─── RECORD SET ───

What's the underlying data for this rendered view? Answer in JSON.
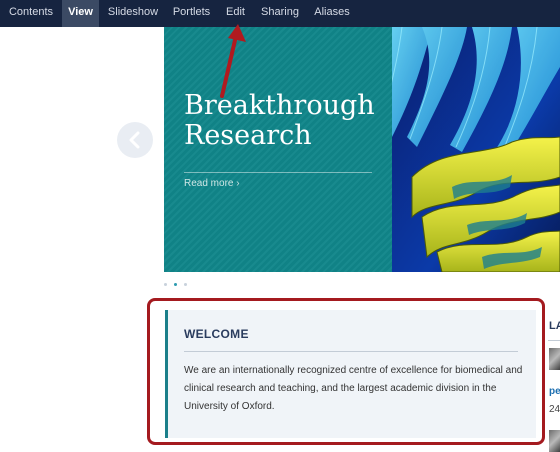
{
  "toolbar": {
    "items": [
      {
        "label": "Contents",
        "active": false
      },
      {
        "label": "View",
        "active": true
      },
      {
        "label": "Slideshow",
        "active": false
      },
      {
        "label": "Portlets",
        "active": false
      },
      {
        "label": "Edit",
        "active": false
      },
      {
        "label": "Sharing",
        "active": false
      },
      {
        "label": "Aliases",
        "active": false
      }
    ]
  },
  "carousel": {
    "title_line1": "Breakthrough",
    "title_line2": "Research",
    "read_more": "Read more ›",
    "prev_icon": "chevron-left-icon",
    "slide_count": 3,
    "active_slide": 2
  },
  "welcome": {
    "title": "WELCOME",
    "body": "We are an internationally recognized centre of excellence for biomedical and clinical research and teaching, and the largest academic division in the University of Oxford."
  },
  "right_column": {
    "heading": "LA",
    "link_fragment": "pe",
    "date_fragment": "24"
  },
  "annotation": {
    "arrow_color": "#b01a1f",
    "highlight_color": "#a41a1f"
  }
}
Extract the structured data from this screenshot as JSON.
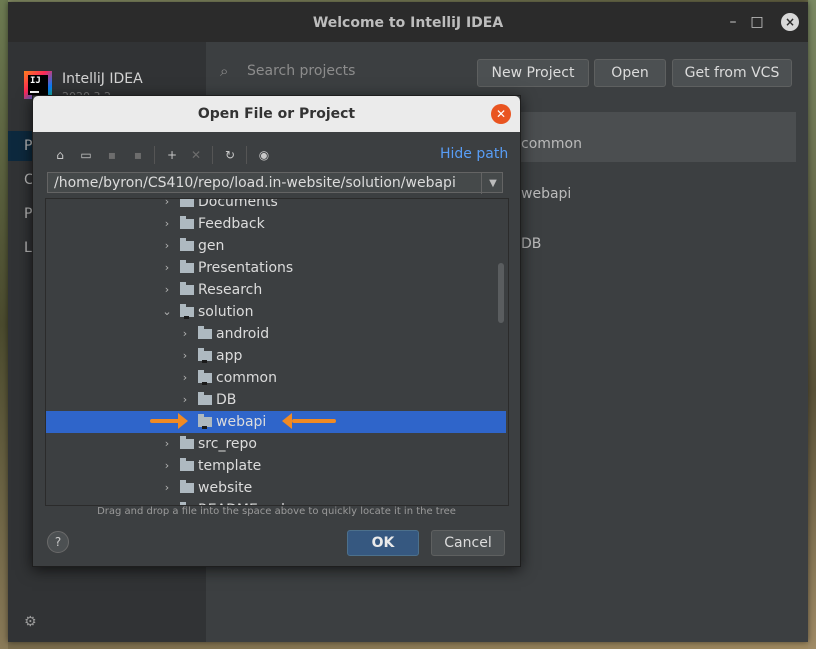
{
  "window": {
    "title": "Welcome to IntelliJ IDEA",
    "controls": {
      "minimize": "–",
      "maximize": "□",
      "close": "×"
    }
  },
  "sidebar": {
    "app_name": "IntelliJ IDEA",
    "app_version": "2020.3.2",
    "logo_text": "IJ",
    "nav": [
      "P",
      "C",
      "P",
      "L"
    ]
  },
  "welcome": {
    "search_placeholder": "Search projects",
    "buttons": {
      "new_project": "New Project",
      "open": "Open",
      "get_from_vcs": "Get from VCS"
    },
    "projects": [
      "common",
      "webapi",
      "DB"
    ]
  },
  "dialog": {
    "title": "Open File or Project",
    "hide_path": "Hide path",
    "path": "/home/byron/CS410/repo/load.in-website/solution/webapi",
    "tree": [
      {
        "name": "Documents",
        "expanded": false
      },
      {
        "name": "Feedback",
        "expanded": false
      },
      {
        "name": "gen",
        "expanded": false
      },
      {
        "name": "Presentations",
        "expanded": false
      },
      {
        "name": "Research",
        "expanded": false
      },
      {
        "name": "solution",
        "expanded": true
      },
      {
        "name": "android",
        "expanded": false
      },
      {
        "name": "app",
        "expanded": false
      },
      {
        "name": "common",
        "expanded": false
      },
      {
        "name": "DB",
        "expanded": false
      },
      {
        "name": "webapi",
        "expanded": false,
        "selected": true
      },
      {
        "name": "src_repo",
        "expanded": false
      },
      {
        "name": "template",
        "expanded": false
      },
      {
        "name": "website",
        "expanded": false
      },
      {
        "name": "README.md",
        "expanded": false
      }
    ],
    "hint": "Drag and drop a file into the space above to quickly locate it in the tree",
    "ok": "OK",
    "cancel": "Cancel",
    "help": "?"
  },
  "colors": {
    "selection": "#2f65ca",
    "accent_link": "#589df6",
    "arrow": "#f08a24",
    "close_button": "#e95420"
  }
}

───

◆ **TASK TO COMPLETE**
Select every line above that contains the word "data", and copy it.

◆ **FINISHED ANSWER**
What's the underlying data for this rendered view? Answer in JSON.
Extract the structured data from this screenshot as JSON.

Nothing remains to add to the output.